> **What to produce**:
Search the records for "chevron". Copy every line where it appears.

Data items
= = = =

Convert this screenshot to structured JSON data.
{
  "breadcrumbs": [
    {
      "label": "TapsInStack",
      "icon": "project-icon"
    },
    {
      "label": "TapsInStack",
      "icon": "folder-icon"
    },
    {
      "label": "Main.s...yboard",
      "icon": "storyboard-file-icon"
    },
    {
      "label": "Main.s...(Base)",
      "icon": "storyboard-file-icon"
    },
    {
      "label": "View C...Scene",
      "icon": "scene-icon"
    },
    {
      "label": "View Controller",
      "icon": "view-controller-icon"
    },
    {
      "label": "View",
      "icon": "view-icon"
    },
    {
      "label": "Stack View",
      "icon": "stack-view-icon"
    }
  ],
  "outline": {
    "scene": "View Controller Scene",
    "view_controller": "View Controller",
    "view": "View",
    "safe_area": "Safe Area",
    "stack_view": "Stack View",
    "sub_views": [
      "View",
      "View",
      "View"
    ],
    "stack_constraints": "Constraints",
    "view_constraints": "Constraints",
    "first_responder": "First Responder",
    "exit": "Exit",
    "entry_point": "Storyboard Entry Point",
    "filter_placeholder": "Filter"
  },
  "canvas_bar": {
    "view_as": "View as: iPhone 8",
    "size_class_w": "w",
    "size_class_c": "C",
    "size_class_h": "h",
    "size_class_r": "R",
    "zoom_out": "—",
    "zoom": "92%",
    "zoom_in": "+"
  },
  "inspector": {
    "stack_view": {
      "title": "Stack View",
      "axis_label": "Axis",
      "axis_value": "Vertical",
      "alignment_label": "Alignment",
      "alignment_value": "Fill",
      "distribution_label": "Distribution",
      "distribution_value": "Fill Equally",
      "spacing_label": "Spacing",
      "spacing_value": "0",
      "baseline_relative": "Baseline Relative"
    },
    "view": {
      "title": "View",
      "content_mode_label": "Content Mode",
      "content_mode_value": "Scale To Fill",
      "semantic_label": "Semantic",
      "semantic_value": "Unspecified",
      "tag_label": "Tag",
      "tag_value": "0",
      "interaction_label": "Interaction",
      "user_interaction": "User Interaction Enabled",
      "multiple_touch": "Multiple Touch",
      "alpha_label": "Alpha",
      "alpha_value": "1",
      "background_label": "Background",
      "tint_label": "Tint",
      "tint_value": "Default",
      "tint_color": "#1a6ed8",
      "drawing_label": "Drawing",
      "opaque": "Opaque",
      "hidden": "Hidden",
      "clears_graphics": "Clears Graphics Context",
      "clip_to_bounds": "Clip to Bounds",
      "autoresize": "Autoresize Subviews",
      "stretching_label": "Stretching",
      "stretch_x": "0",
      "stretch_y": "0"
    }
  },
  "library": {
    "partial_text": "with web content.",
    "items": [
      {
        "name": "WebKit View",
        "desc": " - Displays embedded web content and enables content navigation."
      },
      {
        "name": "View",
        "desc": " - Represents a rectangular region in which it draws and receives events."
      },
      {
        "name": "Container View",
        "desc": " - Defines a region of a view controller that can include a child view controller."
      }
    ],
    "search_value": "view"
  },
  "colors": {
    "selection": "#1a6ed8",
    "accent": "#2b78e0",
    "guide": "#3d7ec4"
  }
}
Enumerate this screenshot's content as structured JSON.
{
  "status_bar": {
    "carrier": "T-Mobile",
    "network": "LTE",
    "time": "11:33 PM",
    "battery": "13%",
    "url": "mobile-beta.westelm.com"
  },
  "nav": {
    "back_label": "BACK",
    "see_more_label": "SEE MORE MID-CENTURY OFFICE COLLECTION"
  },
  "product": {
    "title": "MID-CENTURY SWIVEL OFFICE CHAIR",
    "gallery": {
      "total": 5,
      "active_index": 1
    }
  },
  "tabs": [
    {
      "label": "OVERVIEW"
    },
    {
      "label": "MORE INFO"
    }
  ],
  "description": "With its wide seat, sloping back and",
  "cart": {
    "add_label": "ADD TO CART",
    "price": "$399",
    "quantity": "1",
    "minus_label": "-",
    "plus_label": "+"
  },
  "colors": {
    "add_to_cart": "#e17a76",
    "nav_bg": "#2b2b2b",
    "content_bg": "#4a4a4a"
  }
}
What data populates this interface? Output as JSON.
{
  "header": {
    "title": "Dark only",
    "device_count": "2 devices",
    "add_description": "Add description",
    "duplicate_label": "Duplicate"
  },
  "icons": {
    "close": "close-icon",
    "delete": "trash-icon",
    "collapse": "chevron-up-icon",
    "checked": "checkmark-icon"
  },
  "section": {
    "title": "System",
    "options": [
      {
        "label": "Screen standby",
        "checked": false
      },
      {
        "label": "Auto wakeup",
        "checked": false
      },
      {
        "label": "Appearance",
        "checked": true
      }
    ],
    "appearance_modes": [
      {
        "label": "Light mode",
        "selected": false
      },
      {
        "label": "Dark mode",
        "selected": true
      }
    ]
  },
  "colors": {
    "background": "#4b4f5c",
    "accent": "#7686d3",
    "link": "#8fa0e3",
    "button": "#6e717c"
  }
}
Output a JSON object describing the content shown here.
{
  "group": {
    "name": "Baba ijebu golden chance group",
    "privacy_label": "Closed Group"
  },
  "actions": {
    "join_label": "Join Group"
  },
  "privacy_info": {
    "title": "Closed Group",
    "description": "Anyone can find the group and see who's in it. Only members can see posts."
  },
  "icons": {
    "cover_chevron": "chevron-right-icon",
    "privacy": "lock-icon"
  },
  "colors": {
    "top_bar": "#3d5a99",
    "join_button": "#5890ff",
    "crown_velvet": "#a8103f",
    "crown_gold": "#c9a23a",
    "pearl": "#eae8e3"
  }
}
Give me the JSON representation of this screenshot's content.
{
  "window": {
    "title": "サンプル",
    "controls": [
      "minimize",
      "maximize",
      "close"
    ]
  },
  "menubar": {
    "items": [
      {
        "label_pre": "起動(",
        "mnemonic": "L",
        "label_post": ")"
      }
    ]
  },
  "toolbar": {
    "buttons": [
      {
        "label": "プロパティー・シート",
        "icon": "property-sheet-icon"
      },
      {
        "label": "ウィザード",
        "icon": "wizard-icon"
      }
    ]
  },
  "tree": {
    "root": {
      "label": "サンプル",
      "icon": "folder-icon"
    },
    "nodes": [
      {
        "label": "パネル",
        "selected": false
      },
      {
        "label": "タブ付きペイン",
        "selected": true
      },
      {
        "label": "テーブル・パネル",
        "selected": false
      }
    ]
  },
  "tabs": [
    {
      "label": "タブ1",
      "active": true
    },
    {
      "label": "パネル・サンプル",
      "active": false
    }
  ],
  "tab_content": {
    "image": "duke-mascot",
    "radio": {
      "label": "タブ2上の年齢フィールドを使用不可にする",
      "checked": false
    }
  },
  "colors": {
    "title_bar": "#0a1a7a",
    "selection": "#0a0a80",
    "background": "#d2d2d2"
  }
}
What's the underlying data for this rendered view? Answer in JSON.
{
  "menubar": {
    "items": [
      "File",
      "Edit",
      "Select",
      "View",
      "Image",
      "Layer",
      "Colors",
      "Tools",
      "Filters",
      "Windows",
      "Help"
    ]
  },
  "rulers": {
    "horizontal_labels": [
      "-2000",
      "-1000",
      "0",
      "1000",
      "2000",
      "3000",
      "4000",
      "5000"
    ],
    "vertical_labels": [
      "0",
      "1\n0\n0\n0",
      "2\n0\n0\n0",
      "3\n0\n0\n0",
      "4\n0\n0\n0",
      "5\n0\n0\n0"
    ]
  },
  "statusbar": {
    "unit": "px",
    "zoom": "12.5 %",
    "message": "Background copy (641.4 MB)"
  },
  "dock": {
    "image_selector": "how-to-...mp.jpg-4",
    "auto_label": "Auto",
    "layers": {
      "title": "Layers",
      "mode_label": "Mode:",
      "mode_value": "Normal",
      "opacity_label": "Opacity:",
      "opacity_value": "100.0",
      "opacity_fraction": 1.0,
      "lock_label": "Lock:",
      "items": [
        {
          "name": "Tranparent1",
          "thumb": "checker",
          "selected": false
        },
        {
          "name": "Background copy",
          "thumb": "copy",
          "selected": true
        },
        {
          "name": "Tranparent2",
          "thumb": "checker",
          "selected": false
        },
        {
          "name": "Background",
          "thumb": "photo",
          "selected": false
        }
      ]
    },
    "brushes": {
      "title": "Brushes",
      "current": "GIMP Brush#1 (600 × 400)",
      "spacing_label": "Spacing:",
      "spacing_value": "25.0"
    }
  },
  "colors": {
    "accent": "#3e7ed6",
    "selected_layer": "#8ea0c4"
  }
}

= = = =

> **Result below**:
    "collapse": "chevron-up-icon",
    "cover_chevron": "chevron-right-icon",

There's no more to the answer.